**Data excerpts**
• • • •

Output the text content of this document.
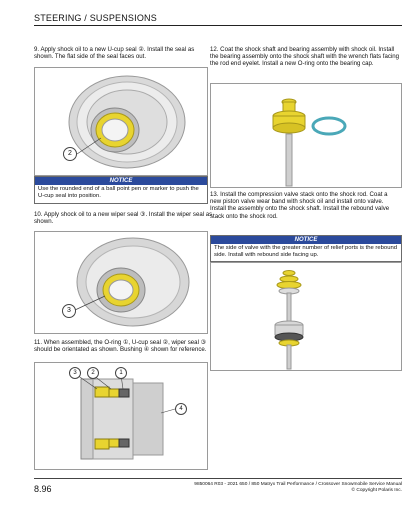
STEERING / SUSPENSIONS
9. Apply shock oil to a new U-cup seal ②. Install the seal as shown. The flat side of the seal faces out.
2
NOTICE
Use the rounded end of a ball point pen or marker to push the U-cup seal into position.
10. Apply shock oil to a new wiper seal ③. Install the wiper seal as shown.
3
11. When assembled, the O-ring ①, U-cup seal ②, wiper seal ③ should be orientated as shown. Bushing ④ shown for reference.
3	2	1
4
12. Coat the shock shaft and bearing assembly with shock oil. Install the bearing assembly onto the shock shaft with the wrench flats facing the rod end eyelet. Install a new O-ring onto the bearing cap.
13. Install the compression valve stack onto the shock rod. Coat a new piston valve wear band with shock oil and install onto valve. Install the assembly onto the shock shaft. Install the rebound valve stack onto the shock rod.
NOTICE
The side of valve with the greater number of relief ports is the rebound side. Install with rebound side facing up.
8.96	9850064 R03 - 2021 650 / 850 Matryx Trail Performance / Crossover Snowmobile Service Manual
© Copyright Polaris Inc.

• • • •

**Exercise brief**
Extract the entries in full, exactly as they are, minus the pictures.

**Solution to the problem**
Output the text content of this document.
STEERING / SUSPENSIONS
9. Apply shock oil to a new U-cup seal ②. Install the seal as shown. The flat side of the seal faces out.
2
NOTICE
Use the rounded end of a ball point pen or marker to push the U-cup seal into position.
10. Apply shock oil to a new wiper seal ③. Install the wiper seal as shown.
3
11. When assembled, the O-ring ①, U-cup seal ②, wiper seal ③ should be orientated as shown. Bushing ④ shown for reference.
3	2	1
4
12. Coat the shock shaft and bearing assembly with shock oil. Install the bearing assembly onto the shock shaft with the wrench flats facing the rod end eyelet. Install a new O-ring onto the bearing cap.
13. Install the compression valve stack onto the shock rod. Coat a new piston valve wear band with shock oil and install onto valve. Install the assembly onto the shock shaft. Install the rebound valve stack onto the shock rod.
NOTICE
The side of valve with the greater number of relief ports is the rebound side. Install with rebound side facing up.
8.96	9850064 R03 - 2021 650 / 850 Matryx Trail Performance / Crossover Snowmobile Service Manual
© Copyright Polaris Inc.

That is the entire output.